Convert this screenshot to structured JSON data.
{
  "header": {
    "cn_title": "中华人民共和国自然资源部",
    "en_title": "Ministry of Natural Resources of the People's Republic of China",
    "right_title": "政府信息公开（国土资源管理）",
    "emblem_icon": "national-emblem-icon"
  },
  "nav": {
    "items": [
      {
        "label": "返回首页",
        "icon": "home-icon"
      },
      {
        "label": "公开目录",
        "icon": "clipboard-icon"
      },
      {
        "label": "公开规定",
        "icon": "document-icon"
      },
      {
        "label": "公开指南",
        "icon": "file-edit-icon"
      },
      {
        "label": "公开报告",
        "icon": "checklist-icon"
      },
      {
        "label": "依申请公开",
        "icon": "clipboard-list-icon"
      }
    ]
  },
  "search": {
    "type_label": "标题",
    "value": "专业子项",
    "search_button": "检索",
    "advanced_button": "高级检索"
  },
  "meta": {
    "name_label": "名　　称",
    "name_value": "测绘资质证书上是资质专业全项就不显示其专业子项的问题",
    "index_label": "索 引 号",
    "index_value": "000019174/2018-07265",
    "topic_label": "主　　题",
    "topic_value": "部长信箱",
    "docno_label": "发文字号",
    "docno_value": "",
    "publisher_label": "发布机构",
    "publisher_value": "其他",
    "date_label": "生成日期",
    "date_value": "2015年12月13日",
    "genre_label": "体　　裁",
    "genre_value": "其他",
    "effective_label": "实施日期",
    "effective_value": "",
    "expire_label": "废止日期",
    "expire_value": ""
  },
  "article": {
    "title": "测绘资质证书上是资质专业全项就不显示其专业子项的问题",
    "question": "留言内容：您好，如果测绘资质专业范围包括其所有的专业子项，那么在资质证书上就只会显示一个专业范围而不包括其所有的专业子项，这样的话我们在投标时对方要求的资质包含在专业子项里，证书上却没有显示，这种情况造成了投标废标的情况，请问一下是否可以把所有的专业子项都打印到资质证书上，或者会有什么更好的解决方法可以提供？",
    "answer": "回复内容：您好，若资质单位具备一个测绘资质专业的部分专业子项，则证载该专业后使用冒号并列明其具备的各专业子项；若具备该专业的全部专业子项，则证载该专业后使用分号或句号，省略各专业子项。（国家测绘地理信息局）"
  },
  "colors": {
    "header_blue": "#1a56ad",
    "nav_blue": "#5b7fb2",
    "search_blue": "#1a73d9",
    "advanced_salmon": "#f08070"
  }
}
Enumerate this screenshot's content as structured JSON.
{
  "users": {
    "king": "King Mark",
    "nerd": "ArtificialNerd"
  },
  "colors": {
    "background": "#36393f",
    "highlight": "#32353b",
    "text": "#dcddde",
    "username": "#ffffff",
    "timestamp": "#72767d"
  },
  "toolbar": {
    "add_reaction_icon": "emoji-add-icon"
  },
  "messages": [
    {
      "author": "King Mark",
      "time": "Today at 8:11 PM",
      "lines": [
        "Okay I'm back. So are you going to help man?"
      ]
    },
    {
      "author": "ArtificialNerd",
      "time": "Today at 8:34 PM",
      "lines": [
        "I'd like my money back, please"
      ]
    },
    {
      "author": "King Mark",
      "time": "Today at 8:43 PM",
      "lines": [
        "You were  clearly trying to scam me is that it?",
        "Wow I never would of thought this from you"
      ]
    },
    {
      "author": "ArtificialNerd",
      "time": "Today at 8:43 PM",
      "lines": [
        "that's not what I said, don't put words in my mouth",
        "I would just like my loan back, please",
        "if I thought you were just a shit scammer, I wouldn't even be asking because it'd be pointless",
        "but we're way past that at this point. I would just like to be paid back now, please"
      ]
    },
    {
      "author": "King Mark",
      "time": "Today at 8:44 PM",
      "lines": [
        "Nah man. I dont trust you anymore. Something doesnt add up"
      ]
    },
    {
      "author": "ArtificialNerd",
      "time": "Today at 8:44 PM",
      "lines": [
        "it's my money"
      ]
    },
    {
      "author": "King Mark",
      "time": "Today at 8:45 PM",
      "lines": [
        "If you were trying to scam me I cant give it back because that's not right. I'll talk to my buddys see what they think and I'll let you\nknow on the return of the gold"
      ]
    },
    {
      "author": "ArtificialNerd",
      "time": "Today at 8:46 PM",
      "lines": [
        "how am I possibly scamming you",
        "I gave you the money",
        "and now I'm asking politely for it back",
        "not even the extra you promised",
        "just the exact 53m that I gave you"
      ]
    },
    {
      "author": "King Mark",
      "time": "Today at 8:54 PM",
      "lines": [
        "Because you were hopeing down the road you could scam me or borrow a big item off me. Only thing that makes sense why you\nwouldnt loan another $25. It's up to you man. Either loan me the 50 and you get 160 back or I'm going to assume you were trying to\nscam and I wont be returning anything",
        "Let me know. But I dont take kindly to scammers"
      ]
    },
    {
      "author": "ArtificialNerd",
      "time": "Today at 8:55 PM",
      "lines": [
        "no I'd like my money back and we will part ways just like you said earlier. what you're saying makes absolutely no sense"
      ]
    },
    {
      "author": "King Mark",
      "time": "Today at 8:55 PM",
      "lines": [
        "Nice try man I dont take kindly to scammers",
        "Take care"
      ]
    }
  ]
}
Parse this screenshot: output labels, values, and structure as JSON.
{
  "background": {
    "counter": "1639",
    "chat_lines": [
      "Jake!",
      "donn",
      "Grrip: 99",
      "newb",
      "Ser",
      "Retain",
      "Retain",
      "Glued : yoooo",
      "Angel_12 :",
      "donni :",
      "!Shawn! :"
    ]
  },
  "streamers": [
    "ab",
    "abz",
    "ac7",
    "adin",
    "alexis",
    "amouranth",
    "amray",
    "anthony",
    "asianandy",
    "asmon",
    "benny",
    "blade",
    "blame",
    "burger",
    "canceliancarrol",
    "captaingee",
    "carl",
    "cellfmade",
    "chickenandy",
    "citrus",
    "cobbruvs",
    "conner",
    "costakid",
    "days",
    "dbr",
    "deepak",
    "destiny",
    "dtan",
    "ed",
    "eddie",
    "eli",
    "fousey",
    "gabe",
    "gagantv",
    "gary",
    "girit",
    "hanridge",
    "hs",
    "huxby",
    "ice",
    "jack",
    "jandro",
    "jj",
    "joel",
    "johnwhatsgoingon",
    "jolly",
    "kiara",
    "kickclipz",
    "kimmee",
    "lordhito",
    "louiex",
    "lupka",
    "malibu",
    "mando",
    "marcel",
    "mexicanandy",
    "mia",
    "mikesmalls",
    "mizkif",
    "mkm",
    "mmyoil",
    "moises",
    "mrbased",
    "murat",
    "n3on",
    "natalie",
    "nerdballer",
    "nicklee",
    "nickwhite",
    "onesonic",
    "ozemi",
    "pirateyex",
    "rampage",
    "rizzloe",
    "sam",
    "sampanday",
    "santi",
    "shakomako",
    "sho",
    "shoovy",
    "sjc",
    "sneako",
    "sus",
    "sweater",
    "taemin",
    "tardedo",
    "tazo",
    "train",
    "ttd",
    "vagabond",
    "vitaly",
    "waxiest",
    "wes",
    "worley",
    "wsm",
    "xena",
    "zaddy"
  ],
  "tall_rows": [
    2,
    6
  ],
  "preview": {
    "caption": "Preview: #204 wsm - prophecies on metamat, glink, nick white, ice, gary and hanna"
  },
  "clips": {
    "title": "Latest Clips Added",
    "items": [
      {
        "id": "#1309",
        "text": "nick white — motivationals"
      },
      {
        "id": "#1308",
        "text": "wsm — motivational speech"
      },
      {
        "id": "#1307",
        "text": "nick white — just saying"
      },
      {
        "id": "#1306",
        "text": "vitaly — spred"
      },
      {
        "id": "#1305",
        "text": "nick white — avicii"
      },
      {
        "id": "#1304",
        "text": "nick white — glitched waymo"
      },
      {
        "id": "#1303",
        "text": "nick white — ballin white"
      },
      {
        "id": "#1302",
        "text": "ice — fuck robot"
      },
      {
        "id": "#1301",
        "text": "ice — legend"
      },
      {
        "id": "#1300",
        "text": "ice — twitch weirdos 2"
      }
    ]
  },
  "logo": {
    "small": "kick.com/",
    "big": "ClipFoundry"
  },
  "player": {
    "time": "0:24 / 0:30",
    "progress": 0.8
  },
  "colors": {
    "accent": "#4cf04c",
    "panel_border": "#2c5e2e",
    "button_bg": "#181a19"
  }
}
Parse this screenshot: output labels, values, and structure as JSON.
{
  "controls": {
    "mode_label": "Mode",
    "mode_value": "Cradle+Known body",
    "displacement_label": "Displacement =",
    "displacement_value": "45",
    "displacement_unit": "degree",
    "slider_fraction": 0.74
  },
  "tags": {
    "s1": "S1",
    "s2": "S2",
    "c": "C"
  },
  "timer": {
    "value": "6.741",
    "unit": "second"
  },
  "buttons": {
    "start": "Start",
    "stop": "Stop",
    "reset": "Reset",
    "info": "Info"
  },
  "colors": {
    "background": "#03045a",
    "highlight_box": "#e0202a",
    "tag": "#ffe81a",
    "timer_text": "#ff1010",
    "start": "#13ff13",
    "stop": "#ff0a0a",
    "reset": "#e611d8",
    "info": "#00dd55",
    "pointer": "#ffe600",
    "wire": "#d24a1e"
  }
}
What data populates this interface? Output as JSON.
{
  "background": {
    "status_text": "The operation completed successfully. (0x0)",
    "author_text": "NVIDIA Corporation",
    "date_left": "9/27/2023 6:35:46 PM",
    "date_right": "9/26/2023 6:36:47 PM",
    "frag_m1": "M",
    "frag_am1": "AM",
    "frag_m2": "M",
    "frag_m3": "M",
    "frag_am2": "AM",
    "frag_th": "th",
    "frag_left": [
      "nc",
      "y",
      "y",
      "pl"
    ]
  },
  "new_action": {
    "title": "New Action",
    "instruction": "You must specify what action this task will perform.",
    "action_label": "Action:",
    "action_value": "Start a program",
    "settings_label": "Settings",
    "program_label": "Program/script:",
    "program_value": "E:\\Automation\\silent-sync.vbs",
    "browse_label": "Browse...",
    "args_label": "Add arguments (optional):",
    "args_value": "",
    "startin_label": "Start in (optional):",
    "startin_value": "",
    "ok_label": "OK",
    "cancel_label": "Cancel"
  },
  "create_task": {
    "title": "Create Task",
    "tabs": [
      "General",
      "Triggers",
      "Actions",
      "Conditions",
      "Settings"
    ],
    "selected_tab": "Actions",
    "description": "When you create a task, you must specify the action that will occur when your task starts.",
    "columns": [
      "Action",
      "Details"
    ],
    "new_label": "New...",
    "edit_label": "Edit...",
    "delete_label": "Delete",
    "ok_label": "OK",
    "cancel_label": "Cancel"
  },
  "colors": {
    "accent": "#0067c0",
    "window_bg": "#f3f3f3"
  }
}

■ ■ ■ ■

### Exercise details
Search the records for the word "background", then list every line that has it.

### Exercise output
    "background": "#36393f",
  "background": {
    "background": "#03045a",
  "background": {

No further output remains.